--- RECORDED INFORMATION ---
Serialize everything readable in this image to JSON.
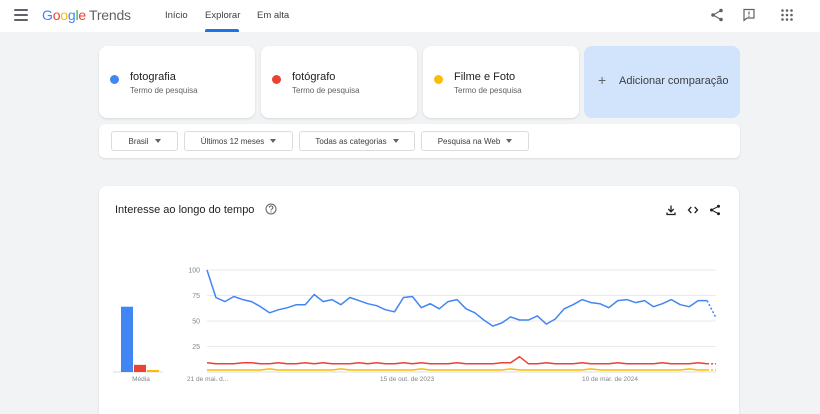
{
  "header": {
    "logo_google": "Google",
    "logo_product": "Trends",
    "nav": [
      "Início",
      "Explorar",
      "Em alta"
    ]
  },
  "terms": [
    {
      "name": "fotografia",
      "type": "Termo de pesquisa",
      "color": "#4285f4"
    },
    {
      "name": "fotógrafo",
      "type": "Termo de pesquisa",
      "color": "#ea4335"
    },
    {
      "name": "Filme e Foto",
      "type": "Termo de pesquisa",
      "color": "#fbbc04"
    }
  ],
  "add_comparison": "Adicionar comparação",
  "filters": {
    "region": "Brasil",
    "period": "Últimos 12 meses",
    "category": "Todas as categorias",
    "search_type": "Pesquisa na Web"
  },
  "interest_card": {
    "title": "Interesse ao longo do tempo"
  },
  "chart_data": {
    "type": "line",
    "y_ticks": [
      "100",
      "75",
      "50",
      "25"
    ],
    "ylim": [
      0,
      100
    ],
    "x_tick_labels": [
      "21 de mai. d...",
      "15 de out. de 2023",
      "10 de mar. de 2024"
    ],
    "average_label": "Média",
    "averages": [
      64,
      7,
      2
    ],
    "partial_last_point": true,
    "series": [
      {
        "name": "fotografia",
        "color": "#4285f4",
        "values": [
          100,
          73,
          69,
          74,
          71,
          69,
          64,
          58,
          61,
          63,
          66,
          66,
          76,
          69,
          71,
          66,
          73,
          70,
          67,
          65,
          61,
          59,
          73,
          74,
          63,
          67,
          62,
          69,
          71,
          62,
          58,
          51,
          45,
          48,
          54,
          51,
          51,
          55,
          47,
          52,
          62,
          66,
          71,
          68,
          67,
          63,
          70,
          71,
          68,
          70,
          64,
          67,
          71,
          66,
          64,
          70,
          70,
          53
        ]
      },
      {
        "name": "fotógrafo",
        "color": "#ea4335",
        "values": [
          9,
          8,
          8,
          8,
          9,
          9,
          8,
          8,
          9,
          8,
          8,
          9,
          8,
          9,
          8,
          8,
          8,
          9,
          8,
          9,
          8,
          8,
          9,
          8,
          9,
          8,
          8,
          8,
          9,
          8,
          8,
          8,
          8,
          9,
          9,
          15,
          8,
          8,
          9,
          8,
          8,
          8,
          9,
          8,
          8,
          8,
          9,
          8,
          8,
          8,
          8,
          9,
          8,
          8,
          8,
          9,
          8,
          8
        ]
      },
      {
        "name": "Filme e Foto",
        "color": "#fbbc04",
        "values": [
          2,
          2,
          2,
          2,
          2,
          2,
          2,
          3,
          2,
          2,
          2,
          2,
          2,
          2,
          2,
          3,
          2,
          2,
          2,
          2,
          2,
          2,
          2,
          2,
          3,
          2,
          2,
          2,
          2,
          2,
          2,
          2,
          2,
          2,
          3,
          2,
          2,
          2,
          2,
          2,
          2,
          2,
          2,
          3,
          2,
          2,
          2,
          2,
          2,
          2,
          2,
          2,
          2,
          2,
          3,
          2,
          2,
          2
        ]
      }
    ]
  }
}
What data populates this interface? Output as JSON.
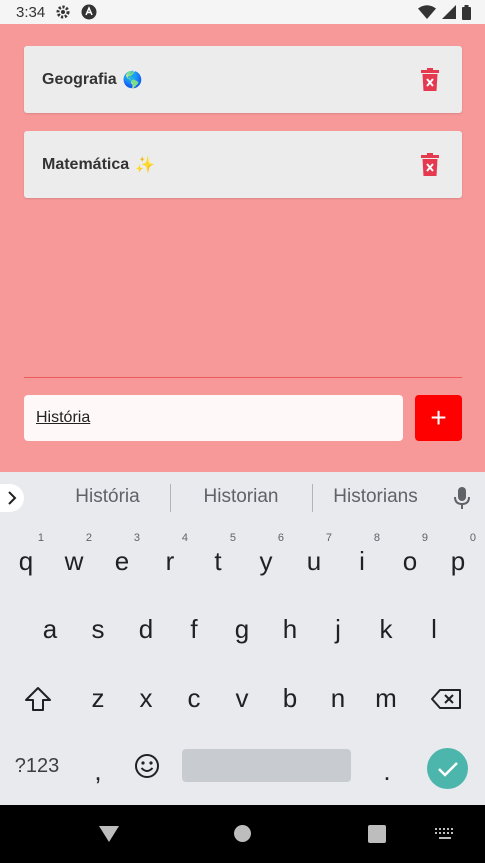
{
  "status_bar": {
    "time": "3:34",
    "icons": [
      "settings-icon",
      "app-notification-icon",
      "wifi-icon",
      "signal-icon",
      "battery-icon"
    ]
  },
  "items": [
    {
      "label": "Geografia",
      "emoji": "🌎"
    },
    {
      "label": "Matemática",
      "emoji": "✨"
    }
  ],
  "input": {
    "value": "História"
  },
  "add_button": {
    "label": "+"
  },
  "colors": {
    "background": "#f79999",
    "card": "#ececec",
    "trash": "#e53950",
    "add_button": "#ff0000",
    "enter_key": "#4db6ac"
  },
  "keyboard": {
    "suggestions": [
      "História",
      "Historian",
      "Historians"
    ],
    "row1": [
      {
        "k": "q",
        "h": "1"
      },
      {
        "k": "w",
        "h": "2"
      },
      {
        "k": "e",
        "h": "3"
      },
      {
        "k": "r",
        "h": "4"
      },
      {
        "k": "t",
        "h": "5"
      },
      {
        "k": "y",
        "h": "6"
      },
      {
        "k": "u",
        "h": "7"
      },
      {
        "k": "i",
        "h": "8"
      },
      {
        "k": "o",
        "h": "9"
      },
      {
        "k": "p",
        "h": "0"
      }
    ],
    "row2": [
      "a",
      "s",
      "d",
      "f",
      "g",
      "h",
      "j",
      "k",
      "l"
    ],
    "row3": [
      "z",
      "x",
      "c",
      "v",
      "b",
      "n",
      "m"
    ],
    "symbols_label": "?123",
    "comma": ",",
    "period": "."
  }
}
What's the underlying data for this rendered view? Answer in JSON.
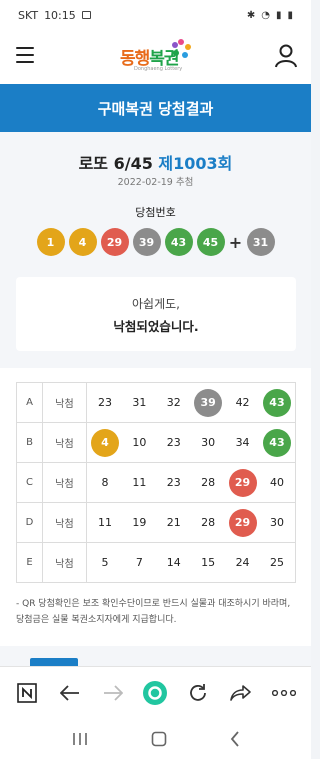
{
  "status_bar": {
    "carrier": "SKT",
    "time": "10:15"
  },
  "header": {
    "logo_text_a": "동행",
    "logo_text_b": "복권",
    "logo_sub": "Donghaeng Lottery"
  },
  "band": {
    "title": "구매복권 당첨결과"
  },
  "round": {
    "prefix": "로또 6/45",
    "number": "제1003회",
    "date": "2022-02-19 추첨"
  },
  "winning": {
    "label": "당첨번호",
    "numbers": [
      {
        "value": "1",
        "color": "#e3a51a"
      },
      {
        "value": "4",
        "color": "#e3a51a"
      },
      {
        "value": "29",
        "color": "#e05c4f"
      },
      {
        "value": "39",
        "color": "#8c8c8c"
      },
      {
        "value": "43",
        "color": "#4aa64a"
      },
      {
        "value": "45",
        "color": "#4aa64a"
      }
    ],
    "plus": "+",
    "bonus": {
      "value": "31",
      "color": "#8c8c8c"
    }
  },
  "result": {
    "line1": "아쉽게도,",
    "line2": "낙첨되었습니다."
  },
  "games": [
    {
      "game": "A",
      "status": "낙첨",
      "numbers": [
        "23",
        "31",
        "32",
        "39",
        "42",
        "43"
      ],
      "hits": [
        null,
        null,
        null,
        "#8c8c8c",
        null,
        "#4aa64a"
      ]
    },
    {
      "game": "B",
      "status": "낙첨",
      "numbers": [
        "4",
        "10",
        "23",
        "30",
        "34",
        "43"
      ],
      "hits": [
        "#e3a51a",
        null,
        null,
        null,
        null,
        "#4aa64a"
      ]
    },
    {
      "game": "C",
      "status": "낙첨",
      "numbers": [
        "8",
        "11",
        "23",
        "28",
        "29",
        "40"
      ],
      "hits": [
        null,
        null,
        null,
        null,
        "#e05c4f",
        null
      ]
    },
    {
      "game": "D",
      "status": "낙첨",
      "numbers": [
        "11",
        "19",
        "21",
        "28",
        "29",
        "30"
      ],
      "hits": [
        null,
        null,
        null,
        null,
        "#e05c4f",
        null
      ]
    },
    {
      "game": "E",
      "status": "낙첨",
      "numbers": [
        "5",
        "7",
        "14",
        "15",
        "24",
        "25"
      ],
      "hits": [
        null,
        null,
        null,
        null,
        null,
        null
      ]
    }
  ],
  "notice": "- QR 당첨확인은 보조 확인수단이므로 반드시 실물과 대조하시기 바라며, 당첨금은 실물 복권소지자에게 지급합니다.",
  "icons": {
    "menu": "hamburger-icon",
    "user": "user-icon",
    "home": "n-home-icon",
    "back": "arrow-left-icon",
    "forward": "arrow-right-icon",
    "center": "whale-icon",
    "reload": "reload-icon",
    "share": "share-icon",
    "more": "more-icon"
  }
}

--- PROBLEM STATEMENT ---
Write out every record above exactly as it stands, but leave out the pictures.

--- WRITTEN ANSWER ---
Serialize everything readable in this image to JSON.
{
  "header": {
    "logo_google": "Google",
    "logo_product": "Trends",
    "nav": [
      "Início",
      "Explorar",
      "Em alta"
    ]
  },
  "terms": [
    {
      "name": "fotografia",
      "type": "Termo de pesquisa",
      "color": "#4285f4"
    },
    {
      "name": "fotógrafo",
      "type": "Termo de pesquisa",
      "color": "#ea4335"
    },
    {
      "name": "Filme e Foto",
      "type": "Termo de pesquisa",
      "color": "#fbbc04"
    }
  ],
  "add_comparison": "Adicionar comparação",
  "filters": {
    "region": "Brasil",
    "period": "Últimos 12 meses",
    "category": "Todas as categorias",
    "search_type": "Pesquisa na Web"
  },
  "interest_card": {
    "title": "Interesse ao longo do tempo"
  },
  "chart_data": {
    "type": "line",
    "y_ticks": [
      "100",
      "75",
      "50",
      "25"
    ],
    "ylim": [
      0,
      100
    ],
    "x_tick_labels": [
      "21 de mai. d...",
      "15 de out. de 2023",
      "10 de mar. de 2024"
    ],
    "average_label": "Média",
    "averages": [
      64,
      7,
      2
    ],
    "partial_last_point": true,
    "series": [
      {
        "name": "fotografia",
        "color": "#4285f4",
        "values": [
          100,
          73,
          69,
          74,
          71,
          69,
          64,
          58,
          61,
          63,
          66,
          66,
          76,
          69,
          71,
          66,
          73,
          70,
          67,
          65,
          61,
          59,
          73,
          74,
          63,
          67,
          62,
          69,
          71,
          62,
          58,
          51,
          45,
          48,
          54,
          51,
          51,
          55,
          47,
          52,
          62,
          66,
          71,
          68,
          67,
          63,
          70,
          71,
          68,
          70,
          64,
          67,
          71,
          66,
          64,
          70,
          70,
          53
        ]
      },
      {
        "name": "fotógrafo",
        "color": "#ea4335",
        "values": [
          9,
          8,
          8,
          8,
          9,
          9,
          8,
          8,
          9,
          8,
          8,
          9,
          8,
          9,
          8,
          8,
          8,
          9,
          8,
          9,
          8,
          8,
          9,
          8,
          9,
          8,
          8,
          8,
          9,
          8,
          8,
          8,
          8,
          9,
          9,
          15,
          8,
          8,
          9,
          8,
          8,
          8,
          9,
          8,
          8,
          8,
          9,
          8,
          8,
          8,
          8,
          9,
          8,
          8,
          8,
          9,
          8,
          8
        ]
      },
      {
        "name": "Filme e Foto",
        "color": "#fbbc04",
        "values": [
          2,
          2,
          2,
          2,
          2,
          2,
          2,
          3,
          2,
          2,
          2,
          2,
          2,
          2,
          2,
          3,
          2,
          2,
          2,
          2,
          2,
          2,
          2,
          2,
          3,
          2,
          2,
          2,
          2,
          2,
          2,
          2,
          2,
          2,
          3,
          2,
          2,
          2,
          2,
          2,
          2,
          2,
          2,
          3,
          2,
          2,
          2,
          2,
          2,
          2,
          2,
          2,
          2,
          2,
          3,
          2,
          2,
          2
        ]
      }
    ]
  }
}
What data populates this interface? Output as JSON.
{
  "status_bar": {
    "time": "3:34",
    "icons": [
      "settings-icon",
      "app-notification-icon",
      "wifi-icon",
      "signal-icon",
      "battery-icon"
    ]
  },
  "items": [
    {
      "label": "Geografia",
      "emoji": "🌎"
    },
    {
      "label": "Matemática",
      "emoji": "✨"
    }
  ],
  "input": {
    "value": "História"
  },
  "add_button": {
    "label": "+"
  },
  "colors": {
    "background": "#f79999",
    "card": "#ececec",
    "trash": "#e53950",
    "add_button": "#ff0000",
    "enter_key": "#4db6ac"
  },
  "keyboard": {
    "suggestions": [
      "História",
      "Historian",
      "Historians"
    ],
    "row1": [
      {
        "k": "q",
        "h": "1"
      },
      {
        "k": "w",
        "h": "2"
      },
      {
        "k": "e",
        "h": "3"
      },
      {
        "k": "r",
        "h": "4"
      },
      {
        "k": "t",
        "h": "5"
      },
      {
        "k": "y",
        "h": "6"
      },
      {
        "k": "u",
        "h": "7"
      },
      {
        "k": "i",
        "h": "8"
      },
      {
        "k": "o",
        "h": "9"
      },
      {
        "k": "p",
        "h": "0"
      }
    ],
    "row2": [
      "a",
      "s",
      "d",
      "f",
      "g",
      "h",
      "j",
      "k",
      "l"
    ],
    "row3": [
      "z",
      "x",
      "c",
      "v",
      "b",
      "n",
      "m"
    ],
    "symbols_label": "?123",
    "comma": ",",
    "period": "."
  }
}
What's the underlying data for this rendered view? Answer in JSON.
{
  "status_bar": {
    "carrier": "SKT",
    "time": "10:15"
  },
  "header": {
    "logo_text_a": "동행",
    "logo_text_b": "복권",
    "logo_sub": "Donghaeng Lottery"
  },
  "band": {
    "title": "구매복권 당첨결과"
  },
  "round": {
    "prefix": "로또 6/45",
    "number": "제1003회",
    "date": "2022-02-19 추첨"
  },
  "winning": {
    "label": "당첨번호",
    "numbers": [
      {
        "value": "1",
        "color": "#e3a51a"
      },
      {
        "value": "4",
        "color": "#e3a51a"
      },
      {
        "value": "29",
        "color": "#e05c4f"
      },
      {
        "value": "39",
        "color": "#8c8c8c"
      },
      {
        "value": "43",
        "color": "#4aa64a"
      },
      {
        "value": "45",
        "color": "#4aa64a"
      }
    ],
    "plus": "+",
    "bonus": {
      "value": "31",
      "color": "#8c8c8c"
    }
  },
  "result": {
    "line1": "아쉽게도,",
    "line2": "낙첨되었습니다."
  },
  "games": [
    {
      "game": "A",
      "status": "낙첨",
      "numbers": [
        "23",
        "31",
        "32",
        "39",
        "42",
        "43"
      ],
      "hits": [
        null,
        null,
        null,
        "#8c8c8c",
        null,
        "#4aa64a"
      ]
    },
    {
      "game": "B",
      "status": "낙첨",
      "numbers": [
        "4",
        "10",
        "23",
        "30",
        "34",
        "43"
      ],
      "hits": [
        "#e3a51a",
        null,
        null,
        null,
        null,
        "#4aa64a"
      ]
    },
    {
      "game": "C",
      "status": "낙첨",
      "numbers": [
        "8",
        "11",
        "23",
        "28",
        "29",
        "40"
      ],
      "hits": [
        null,
        null,
        null,
        null,
        "#e05c4f",
        null
      ]
    },
    {
      "game": "D",
      "status": "낙첨",
      "numbers": [
        "11",
        "19",
        "21",
        "28",
        "29",
        "30"
      ],
      "hits": [
        null,
        null,
        null,
        null,
        "#e05c4f",
        null
      ]
    },
    {
      "game": "E",
      "status": "낙첨",
      "numbers": [
        "5",
        "7",
        "14",
        "15",
        "24",
        "25"
      ],
      "hits": [
        null,
        null,
        null,
        null,
        null,
        null
      ]
    }
  ],
  "notice": "- QR 당첨확인은 보조 확인수단이므로 반드시 실물과 대조하시기 바라며, 당첨금은 실물 복권소지자에게 지급합니다.",
  "icons": {
    "menu": "hamburger-icon",
    "user": "user-icon",
    "home": "n-home-icon",
    "back": "arrow-left-icon",
    "forward": "arrow-right-icon",
    "center": "whale-icon",
    "reload": "reload-icon",
    "share": "share-icon",
    "more": "more-icon"
  }
}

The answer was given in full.